▶ Task prompt
From the entries below, copy every line that holds the word "label".

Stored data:
┄┄┄┄┄┄┄┄┄┄
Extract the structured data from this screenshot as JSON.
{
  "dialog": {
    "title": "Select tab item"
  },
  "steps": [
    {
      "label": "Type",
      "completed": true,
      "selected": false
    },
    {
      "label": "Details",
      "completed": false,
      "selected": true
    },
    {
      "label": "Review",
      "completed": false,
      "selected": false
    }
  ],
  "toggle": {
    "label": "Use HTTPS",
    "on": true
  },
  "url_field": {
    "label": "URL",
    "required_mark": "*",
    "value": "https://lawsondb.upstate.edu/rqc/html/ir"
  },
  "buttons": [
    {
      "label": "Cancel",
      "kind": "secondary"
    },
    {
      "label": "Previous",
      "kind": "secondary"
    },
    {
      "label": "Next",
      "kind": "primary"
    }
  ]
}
┄┄┄┄┄┄┄┄┄┄
▶ The output
      "label": "Type",
      "label": "Details",
      "label": "Review",
    "label": "Use HTTPS",
    "label": "URL",
      "label": "Cancel",
      "label": "Previous",
      "label": "Next",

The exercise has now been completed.